*Instructions for the task:*
Omit the pictures and output every entry below exactly as written.

*Material supplied:*
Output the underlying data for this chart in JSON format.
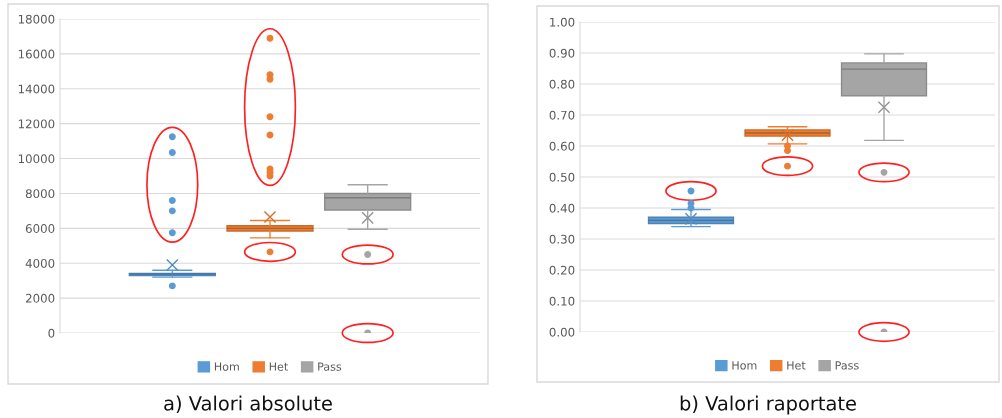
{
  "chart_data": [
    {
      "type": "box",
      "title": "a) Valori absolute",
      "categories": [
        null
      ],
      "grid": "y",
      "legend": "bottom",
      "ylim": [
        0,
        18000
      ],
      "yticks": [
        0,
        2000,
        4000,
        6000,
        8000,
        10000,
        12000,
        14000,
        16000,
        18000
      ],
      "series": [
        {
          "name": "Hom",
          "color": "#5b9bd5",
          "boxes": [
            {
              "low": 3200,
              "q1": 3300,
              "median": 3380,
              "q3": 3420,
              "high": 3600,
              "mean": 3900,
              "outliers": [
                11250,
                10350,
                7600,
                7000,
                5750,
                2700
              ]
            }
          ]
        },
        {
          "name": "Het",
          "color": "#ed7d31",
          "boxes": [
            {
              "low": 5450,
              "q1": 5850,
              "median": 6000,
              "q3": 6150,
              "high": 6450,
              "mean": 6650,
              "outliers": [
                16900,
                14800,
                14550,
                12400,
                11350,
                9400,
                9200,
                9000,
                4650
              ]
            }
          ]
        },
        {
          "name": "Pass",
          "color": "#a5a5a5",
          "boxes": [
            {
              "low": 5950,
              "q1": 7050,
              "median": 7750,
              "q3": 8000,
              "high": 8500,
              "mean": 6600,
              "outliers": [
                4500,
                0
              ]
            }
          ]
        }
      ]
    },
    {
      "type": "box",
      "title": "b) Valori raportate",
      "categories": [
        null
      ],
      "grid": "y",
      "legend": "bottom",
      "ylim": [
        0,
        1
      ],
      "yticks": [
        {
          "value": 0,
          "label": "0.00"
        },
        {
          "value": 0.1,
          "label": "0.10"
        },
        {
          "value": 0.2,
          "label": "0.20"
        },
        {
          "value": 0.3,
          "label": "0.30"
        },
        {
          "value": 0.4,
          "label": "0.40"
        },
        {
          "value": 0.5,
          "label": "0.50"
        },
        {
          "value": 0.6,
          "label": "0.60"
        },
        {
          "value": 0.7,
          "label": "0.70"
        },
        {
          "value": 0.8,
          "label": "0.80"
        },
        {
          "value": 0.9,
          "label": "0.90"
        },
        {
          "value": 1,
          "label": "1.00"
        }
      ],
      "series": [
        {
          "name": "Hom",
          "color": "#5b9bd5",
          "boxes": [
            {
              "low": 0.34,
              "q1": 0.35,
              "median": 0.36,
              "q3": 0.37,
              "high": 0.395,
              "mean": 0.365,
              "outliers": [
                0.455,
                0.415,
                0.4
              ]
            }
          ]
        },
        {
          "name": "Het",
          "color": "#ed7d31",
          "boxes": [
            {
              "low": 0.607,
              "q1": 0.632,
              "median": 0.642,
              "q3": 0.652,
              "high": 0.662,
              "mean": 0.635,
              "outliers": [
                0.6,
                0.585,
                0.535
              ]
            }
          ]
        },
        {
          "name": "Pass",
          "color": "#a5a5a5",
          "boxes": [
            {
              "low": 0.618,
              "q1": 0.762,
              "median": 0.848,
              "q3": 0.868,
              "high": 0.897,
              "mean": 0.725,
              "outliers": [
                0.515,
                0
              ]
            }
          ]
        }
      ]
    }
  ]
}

*Answer for this exercise:*
Output the underlying data for this chart in JSON format.
{
  "chart_data": [
    {
      "type": "box",
      "title": "a) Valori absolute",
      "categories": [
        null
      ],
      "grid": "y",
      "legend": "bottom",
      "ylim": [
        0,
        18000
      ],
      "yticks": [
        0,
        2000,
        4000,
        6000,
        8000,
        10000,
        12000,
        14000,
        16000,
        18000
      ],
      "series": [
        {
          "name": "Hom",
          "color": "#5b9bd5",
          "boxes": [
            {
              "low": 3200,
              "q1": 3300,
              "median": 3380,
              "q3": 3420,
              "high": 3600,
              "mean": 3900,
              "outliers": [
                11250,
                10350,
                7600,
                7000,
                5750,
                2700
              ]
            }
          ]
        },
        {
          "name": "Het",
          "color": "#ed7d31",
          "boxes": [
            {
              "low": 5450,
              "q1": 5850,
              "median": 6000,
              "q3": 6150,
              "high": 6450,
              "mean": 6650,
              "outliers": [
                16900,
                14800,
                14550,
                12400,
                11350,
                9400,
                9200,
                9000,
                4650
              ]
            }
          ]
        },
        {
          "name": "Pass",
          "color": "#a5a5a5",
          "boxes": [
            {
              "low": 5950,
              "q1": 7050,
              "median": 7750,
              "q3": 8000,
              "high": 8500,
              "mean": 6600,
              "outliers": [
                4500,
                0
              ]
            }
          ]
        }
      ]
    },
    {
      "type": "box",
      "title": "b) Valori raportate",
      "categories": [
        null
      ],
      "grid": "y",
      "legend": "bottom",
      "ylim": [
        0,
        1
      ],
      "yticks": [
        {
          "value": 0,
          "label": "0.00"
        },
        {
          "value": 0.1,
          "label": "0.10"
        },
        {
          "value": 0.2,
          "label": "0.20"
        },
        {
          "value": 0.3,
          "label": "0.30"
        },
        {
          "value": 0.4,
          "label": "0.40"
        },
        {
          "value": 0.5,
          "label": "0.50"
        },
        {
          "value": 0.6,
          "label": "0.60"
        },
        {
          "value": 0.7,
          "label": "0.70"
        },
        {
          "value": 0.8,
          "label": "0.80"
        },
        {
          "value": 0.9,
          "label": "0.90"
        },
        {
          "value": 1,
          "label": "1.00"
        }
      ],
      "series": [
        {
          "name": "Hom",
          "color": "#5b9bd5",
          "boxes": [
            {
              "low": 0.34,
              "q1": 0.35,
              "median": 0.36,
              "q3": 0.37,
              "high": 0.395,
              "mean": 0.365,
              "outliers": [
                0.455,
                0.415,
                0.4
              ]
            }
          ]
        },
        {
          "name": "Het",
          "color": "#ed7d31",
          "boxes": [
            {
              "low": 0.607,
              "q1": 0.632,
              "median": 0.642,
              "q3": 0.652,
              "high": 0.662,
              "mean": 0.635,
              "outliers": [
                0.6,
                0.585,
                0.535
              ]
            }
          ]
        },
        {
          "name": "Pass",
          "color": "#a5a5a5",
          "boxes": [
            {
              "low": 0.618,
              "q1": 0.762,
              "median": 0.848,
              "q3": 0.868,
              "high": 0.897,
              "mean": 0.725,
              "outliers": [
                0.515,
                0
              ]
            }
          ]
        }
      ]
    }
  ]
}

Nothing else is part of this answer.